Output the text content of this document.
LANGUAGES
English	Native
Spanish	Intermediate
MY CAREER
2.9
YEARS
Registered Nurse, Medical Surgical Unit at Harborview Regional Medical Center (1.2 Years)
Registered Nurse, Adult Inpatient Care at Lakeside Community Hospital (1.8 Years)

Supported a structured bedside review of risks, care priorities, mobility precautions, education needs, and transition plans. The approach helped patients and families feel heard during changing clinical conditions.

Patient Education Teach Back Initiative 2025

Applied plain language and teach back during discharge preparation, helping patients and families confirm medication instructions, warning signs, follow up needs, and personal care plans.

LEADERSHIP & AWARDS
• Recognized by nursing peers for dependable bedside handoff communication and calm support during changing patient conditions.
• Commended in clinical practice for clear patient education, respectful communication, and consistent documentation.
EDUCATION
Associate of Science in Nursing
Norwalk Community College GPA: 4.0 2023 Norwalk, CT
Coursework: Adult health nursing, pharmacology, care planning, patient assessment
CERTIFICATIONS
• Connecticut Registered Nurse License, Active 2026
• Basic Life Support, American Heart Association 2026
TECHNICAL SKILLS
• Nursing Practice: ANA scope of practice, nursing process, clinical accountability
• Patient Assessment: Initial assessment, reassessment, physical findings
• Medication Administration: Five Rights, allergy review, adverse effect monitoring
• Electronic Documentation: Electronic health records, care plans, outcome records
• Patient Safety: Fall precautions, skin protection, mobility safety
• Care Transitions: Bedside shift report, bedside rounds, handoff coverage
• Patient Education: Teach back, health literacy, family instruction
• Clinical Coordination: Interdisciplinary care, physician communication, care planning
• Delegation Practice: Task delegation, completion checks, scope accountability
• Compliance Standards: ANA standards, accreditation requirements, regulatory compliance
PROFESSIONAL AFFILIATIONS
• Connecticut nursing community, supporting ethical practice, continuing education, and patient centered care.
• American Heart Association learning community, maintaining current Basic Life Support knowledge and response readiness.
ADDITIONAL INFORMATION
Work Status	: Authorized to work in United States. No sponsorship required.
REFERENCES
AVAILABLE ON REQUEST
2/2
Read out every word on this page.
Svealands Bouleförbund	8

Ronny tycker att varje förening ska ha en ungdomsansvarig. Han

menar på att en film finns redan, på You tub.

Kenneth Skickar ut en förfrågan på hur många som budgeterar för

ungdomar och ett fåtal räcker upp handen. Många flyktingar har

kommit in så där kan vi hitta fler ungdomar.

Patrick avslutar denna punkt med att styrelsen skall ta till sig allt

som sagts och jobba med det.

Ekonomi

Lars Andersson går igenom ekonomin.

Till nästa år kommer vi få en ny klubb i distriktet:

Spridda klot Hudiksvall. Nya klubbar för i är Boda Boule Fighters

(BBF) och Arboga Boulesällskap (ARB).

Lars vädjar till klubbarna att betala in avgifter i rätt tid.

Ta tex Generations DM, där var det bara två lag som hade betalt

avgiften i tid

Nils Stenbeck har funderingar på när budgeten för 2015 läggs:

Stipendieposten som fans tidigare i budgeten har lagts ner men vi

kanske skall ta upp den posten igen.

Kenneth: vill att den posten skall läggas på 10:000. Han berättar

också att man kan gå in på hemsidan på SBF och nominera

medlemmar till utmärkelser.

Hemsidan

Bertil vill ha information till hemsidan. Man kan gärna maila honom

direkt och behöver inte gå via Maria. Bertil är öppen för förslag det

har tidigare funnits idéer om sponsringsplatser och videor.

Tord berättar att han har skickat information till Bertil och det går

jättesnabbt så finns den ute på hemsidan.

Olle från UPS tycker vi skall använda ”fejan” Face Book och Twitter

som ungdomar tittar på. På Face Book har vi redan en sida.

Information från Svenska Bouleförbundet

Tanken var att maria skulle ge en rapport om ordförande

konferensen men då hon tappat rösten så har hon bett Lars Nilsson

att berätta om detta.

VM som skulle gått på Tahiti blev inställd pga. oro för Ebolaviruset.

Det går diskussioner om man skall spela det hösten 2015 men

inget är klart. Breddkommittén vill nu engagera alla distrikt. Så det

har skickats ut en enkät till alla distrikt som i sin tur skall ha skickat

___

EXERCISE
Give back the whole listing above. Keep every character the same.

TASK OUTPUT
Output the text content of this document.
LANGUAGES
English	Native
Spanish	Intermediate
MY CAREER
2.9
YEARS
Registered Nurse, Medical Surgical Unit at Harborview Regional Medical Center (1.2 Years)
Registered Nurse, Adult Inpatient Care at Lakeside Community Hospital (1.8 Years)

Supported a structured bedside review of risks, care priorities, mobility precautions, education needs, and transition plans. The approach helped patients and families feel heard during changing clinical conditions.

Patient Education Teach Back Initiative 2025

Applied plain language and teach back during discharge preparation, helping patients and families confirm medication instructions, warning signs, follow up needs, and personal care plans.

LEADERSHIP & AWARDS
• Recognized by nursing peers for dependable bedside handoff communication and calm support during changing patient conditions.
• Commended in clinical practice for clear patient education, respectful communication, and consistent documentation.
EDUCATION
Associate of Science in Nursing
Norwalk Community College GPA: 4.0 2023 Norwalk, CT
Coursework: Adult health nursing, pharmacology, care planning, patient assessment
CERTIFICATIONS
• Connecticut Registered Nurse License, Active 2026
• Basic Life Support, American Heart Association 2026
TECHNICAL SKILLS
• Nursing Practice: ANA scope of practice, nursing process, clinical accountability
• Patient Assessment: Initial assessment, reassessment, physical findings
• Medication Administration: Five Rights, allergy review, adverse effect monitoring
• Electronic Documentation: Electronic health records, care plans, outcome records
• Patient Safety: Fall precautions, skin protection, mobility safety
• Care Transitions: Bedside shift report, bedside rounds, handoff coverage
• Patient Education: Teach back, health literacy, family instruction
• Clinical Coordination: Interdisciplinary care, physician communication, care planning
• Delegation Practice: Task delegation, completion checks, scope accountability
• Compliance Standards: ANA standards, accreditation requirements, regulatory compliance
PROFESSIONAL AFFILIATIONS
• Connecticut nursing community, supporting ethical practice, continuing education, and patient centered care.
• American Heart Association learning community, maintaining current Basic Life Support knowledge and response readiness.
ADDITIONAL INFORMATION
Work Status	: Authorized to work in United States. No sponsorship required.
REFERENCES
AVAILABLE ON REQUEST
2/2
Read out every word on this page.
Svealands Bouleförbund	8

Ronny tycker att varje förening ska ha en ungdomsansvarig. Han

menar på att en film finns redan, på You tub.

Kenneth Skickar ut en förfrågan på hur många som budgeterar för

ungdomar och ett fåtal räcker upp handen. Många flyktingar har

kommit in så där kan vi hitta fler ungdomar.

Patrick avslutar denna punkt med att styrelsen skall ta till sig allt

som sagts och jobba med det.

Ekonomi

Lars Andersson går igenom ekonomin.

Till nästa år kommer vi få en ny klubb i distriktet:

Spridda klot Hudiksvall. Nya klubbar för i är Boda Boule Fighters

(BBF) och Arboga Boulesällskap (ARB).

Lars vädjar till klubbarna att betala in avgifter i rätt tid.

Ta tex Generations DM, där var det bara två lag som hade betalt

avgiften i tid

Nils Stenbeck har funderingar på när budgeten för 2015 läggs:

Stipendieposten som fans tidigare i budgeten har lagts ner men vi

kanske skall ta upp den posten igen.

Kenneth: vill att den posten skall läggas på 10:000. Han berättar

också att man kan gå in på hemsidan på SBF och nominera

medlemmar till utmärkelser.

Hemsidan

Bertil vill ha information till hemsidan. Man kan gärna maila honom

direkt och behöver inte gå via Maria. Bertil är öppen för förslag det

har tidigare funnits idéer om sponsringsplatser och videor.

Tord berättar att han har skickat information till Bertil och det går

jättesnabbt så finns den ute på hemsidan.

Olle från UPS tycker vi skall använda ”fejan” Face Book och Twitter

som ungdomar tittar på. På Face Book har vi redan en sida.

Information från Svenska Bouleförbundet

Tanken var att maria skulle ge en rapport om ordförande

konferensen men då hon tappat rösten så har hon bett Lars Nilsson

att berätta om detta.

VM som skulle gått på Tahiti blev inställd pga. oro för Ebolaviruset.

Det går diskussioner om man skall spela det hösten 2015 men

inget är klart. Breddkommittén vill nu engagera alla distrikt. Så det

har skickats ut en enkät till alla distrikt som i sin tur skall ha skickat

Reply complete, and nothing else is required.